» **PROVIDED DATA**:
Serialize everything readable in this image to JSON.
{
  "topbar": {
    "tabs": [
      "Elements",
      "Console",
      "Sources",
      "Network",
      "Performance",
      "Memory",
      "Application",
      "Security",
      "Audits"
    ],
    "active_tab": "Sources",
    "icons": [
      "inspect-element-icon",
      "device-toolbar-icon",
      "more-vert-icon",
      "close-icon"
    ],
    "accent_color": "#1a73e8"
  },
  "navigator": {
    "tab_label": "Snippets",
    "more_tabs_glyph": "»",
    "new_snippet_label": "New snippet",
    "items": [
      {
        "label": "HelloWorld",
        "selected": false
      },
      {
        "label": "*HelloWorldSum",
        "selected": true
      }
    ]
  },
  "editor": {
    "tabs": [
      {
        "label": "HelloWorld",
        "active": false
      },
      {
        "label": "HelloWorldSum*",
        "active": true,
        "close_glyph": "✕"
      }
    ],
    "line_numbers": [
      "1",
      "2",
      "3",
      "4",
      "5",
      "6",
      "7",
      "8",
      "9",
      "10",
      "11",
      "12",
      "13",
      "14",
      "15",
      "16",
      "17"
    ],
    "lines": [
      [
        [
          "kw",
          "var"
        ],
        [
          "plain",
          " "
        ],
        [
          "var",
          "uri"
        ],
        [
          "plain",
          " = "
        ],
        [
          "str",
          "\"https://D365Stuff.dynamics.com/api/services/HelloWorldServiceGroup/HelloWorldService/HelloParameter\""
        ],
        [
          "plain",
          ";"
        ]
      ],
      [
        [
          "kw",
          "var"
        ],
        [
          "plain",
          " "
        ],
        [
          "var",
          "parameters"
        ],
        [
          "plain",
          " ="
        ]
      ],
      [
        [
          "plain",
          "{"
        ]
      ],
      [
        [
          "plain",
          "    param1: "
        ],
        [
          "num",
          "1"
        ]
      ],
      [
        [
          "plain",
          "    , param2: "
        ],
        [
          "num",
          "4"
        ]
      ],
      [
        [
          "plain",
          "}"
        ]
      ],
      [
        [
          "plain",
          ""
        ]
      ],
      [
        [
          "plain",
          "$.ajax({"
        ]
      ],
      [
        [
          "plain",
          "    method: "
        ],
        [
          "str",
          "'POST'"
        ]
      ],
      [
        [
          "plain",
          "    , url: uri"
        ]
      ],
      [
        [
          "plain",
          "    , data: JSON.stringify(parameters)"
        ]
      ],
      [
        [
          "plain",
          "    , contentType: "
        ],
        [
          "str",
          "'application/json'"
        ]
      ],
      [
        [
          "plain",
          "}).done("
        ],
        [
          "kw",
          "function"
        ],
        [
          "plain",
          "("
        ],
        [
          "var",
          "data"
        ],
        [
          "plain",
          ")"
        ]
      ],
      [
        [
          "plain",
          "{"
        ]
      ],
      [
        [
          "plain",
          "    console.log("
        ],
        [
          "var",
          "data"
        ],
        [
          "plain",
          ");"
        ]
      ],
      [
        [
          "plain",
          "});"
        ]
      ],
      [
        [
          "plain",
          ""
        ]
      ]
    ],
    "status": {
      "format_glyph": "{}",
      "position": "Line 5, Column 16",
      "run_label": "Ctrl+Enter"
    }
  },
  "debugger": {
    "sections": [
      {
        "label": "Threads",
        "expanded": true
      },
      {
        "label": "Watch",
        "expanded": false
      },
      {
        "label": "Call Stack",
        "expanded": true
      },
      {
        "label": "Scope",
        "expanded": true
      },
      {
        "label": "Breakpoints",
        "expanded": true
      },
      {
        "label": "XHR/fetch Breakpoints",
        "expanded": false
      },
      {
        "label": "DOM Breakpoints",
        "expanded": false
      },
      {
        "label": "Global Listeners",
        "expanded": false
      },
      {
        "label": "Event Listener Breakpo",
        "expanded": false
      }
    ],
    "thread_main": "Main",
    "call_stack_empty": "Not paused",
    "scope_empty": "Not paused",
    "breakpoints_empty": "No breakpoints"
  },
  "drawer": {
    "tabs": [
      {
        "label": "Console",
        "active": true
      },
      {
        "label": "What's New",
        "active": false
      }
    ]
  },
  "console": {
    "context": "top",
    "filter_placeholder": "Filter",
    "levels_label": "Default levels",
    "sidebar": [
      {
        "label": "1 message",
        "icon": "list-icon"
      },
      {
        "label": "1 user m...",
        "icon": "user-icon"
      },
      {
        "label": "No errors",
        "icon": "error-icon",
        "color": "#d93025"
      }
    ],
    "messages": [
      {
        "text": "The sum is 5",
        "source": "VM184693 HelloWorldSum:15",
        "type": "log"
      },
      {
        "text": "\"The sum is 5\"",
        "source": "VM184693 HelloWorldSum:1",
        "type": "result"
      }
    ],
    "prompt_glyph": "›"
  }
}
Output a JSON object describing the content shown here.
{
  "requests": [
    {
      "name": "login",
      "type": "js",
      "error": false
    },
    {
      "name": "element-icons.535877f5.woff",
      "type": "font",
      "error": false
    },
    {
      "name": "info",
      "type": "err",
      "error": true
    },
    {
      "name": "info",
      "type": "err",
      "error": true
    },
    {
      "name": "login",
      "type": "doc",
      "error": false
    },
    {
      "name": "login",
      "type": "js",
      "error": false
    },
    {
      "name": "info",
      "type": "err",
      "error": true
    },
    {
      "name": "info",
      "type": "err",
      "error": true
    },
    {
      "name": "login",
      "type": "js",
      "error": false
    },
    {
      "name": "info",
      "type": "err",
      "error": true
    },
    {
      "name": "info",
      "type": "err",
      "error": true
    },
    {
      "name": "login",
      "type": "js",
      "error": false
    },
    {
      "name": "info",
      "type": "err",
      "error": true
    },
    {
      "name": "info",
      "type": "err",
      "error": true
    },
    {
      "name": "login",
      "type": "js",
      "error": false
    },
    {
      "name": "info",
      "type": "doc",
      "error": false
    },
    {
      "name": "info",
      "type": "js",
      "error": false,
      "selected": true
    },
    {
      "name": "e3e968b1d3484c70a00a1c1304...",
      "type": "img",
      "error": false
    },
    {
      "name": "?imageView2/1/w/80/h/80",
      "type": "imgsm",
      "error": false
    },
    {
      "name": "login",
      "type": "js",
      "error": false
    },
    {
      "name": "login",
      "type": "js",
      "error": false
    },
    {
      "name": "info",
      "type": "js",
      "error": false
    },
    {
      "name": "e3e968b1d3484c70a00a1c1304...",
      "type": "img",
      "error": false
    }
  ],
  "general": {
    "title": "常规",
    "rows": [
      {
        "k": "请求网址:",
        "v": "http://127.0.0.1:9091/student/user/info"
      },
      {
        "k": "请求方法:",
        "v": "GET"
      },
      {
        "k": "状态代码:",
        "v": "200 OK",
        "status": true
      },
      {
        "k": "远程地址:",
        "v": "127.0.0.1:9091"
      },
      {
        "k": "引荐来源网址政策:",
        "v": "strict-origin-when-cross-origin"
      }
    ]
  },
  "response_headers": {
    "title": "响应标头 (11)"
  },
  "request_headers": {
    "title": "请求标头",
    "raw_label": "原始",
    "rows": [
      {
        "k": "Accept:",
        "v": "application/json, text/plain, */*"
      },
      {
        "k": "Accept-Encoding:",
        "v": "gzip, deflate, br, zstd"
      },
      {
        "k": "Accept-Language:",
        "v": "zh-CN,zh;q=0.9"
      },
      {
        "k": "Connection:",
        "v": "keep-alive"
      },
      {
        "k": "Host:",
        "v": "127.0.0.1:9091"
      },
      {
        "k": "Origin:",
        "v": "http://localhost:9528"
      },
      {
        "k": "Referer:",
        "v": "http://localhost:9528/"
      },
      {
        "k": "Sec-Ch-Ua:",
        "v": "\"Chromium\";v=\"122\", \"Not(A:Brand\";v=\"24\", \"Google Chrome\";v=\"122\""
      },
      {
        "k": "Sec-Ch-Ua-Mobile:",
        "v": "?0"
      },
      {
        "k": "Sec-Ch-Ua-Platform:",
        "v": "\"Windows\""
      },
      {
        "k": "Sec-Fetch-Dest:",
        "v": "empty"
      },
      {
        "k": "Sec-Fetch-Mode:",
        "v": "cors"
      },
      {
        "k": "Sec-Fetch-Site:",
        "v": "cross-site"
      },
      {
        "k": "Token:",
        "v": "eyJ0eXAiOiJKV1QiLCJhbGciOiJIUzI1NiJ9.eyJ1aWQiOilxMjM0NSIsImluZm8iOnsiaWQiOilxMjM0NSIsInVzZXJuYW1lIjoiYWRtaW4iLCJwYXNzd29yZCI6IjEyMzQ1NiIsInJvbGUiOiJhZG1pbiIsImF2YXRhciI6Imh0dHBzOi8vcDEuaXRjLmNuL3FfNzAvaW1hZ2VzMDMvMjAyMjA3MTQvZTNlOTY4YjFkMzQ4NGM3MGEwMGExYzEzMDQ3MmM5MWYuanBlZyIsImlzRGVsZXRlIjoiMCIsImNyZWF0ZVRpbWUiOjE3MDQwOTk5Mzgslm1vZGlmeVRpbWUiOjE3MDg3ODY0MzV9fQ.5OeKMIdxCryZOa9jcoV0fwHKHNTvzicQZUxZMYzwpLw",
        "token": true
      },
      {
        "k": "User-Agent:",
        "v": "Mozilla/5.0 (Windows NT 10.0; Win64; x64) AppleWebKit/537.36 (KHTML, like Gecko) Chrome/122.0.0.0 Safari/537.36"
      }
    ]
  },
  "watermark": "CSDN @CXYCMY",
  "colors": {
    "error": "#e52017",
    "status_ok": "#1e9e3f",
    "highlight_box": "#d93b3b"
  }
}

» **WHAT NEEDS TO BE DONE**:
Look through the entries above; copy every line holding the string "Accept".

» **FINISHED TASK**:
        "k": "Accept:",
        "k": "Accept-Encoding:",
        "k": "Accept-Language:",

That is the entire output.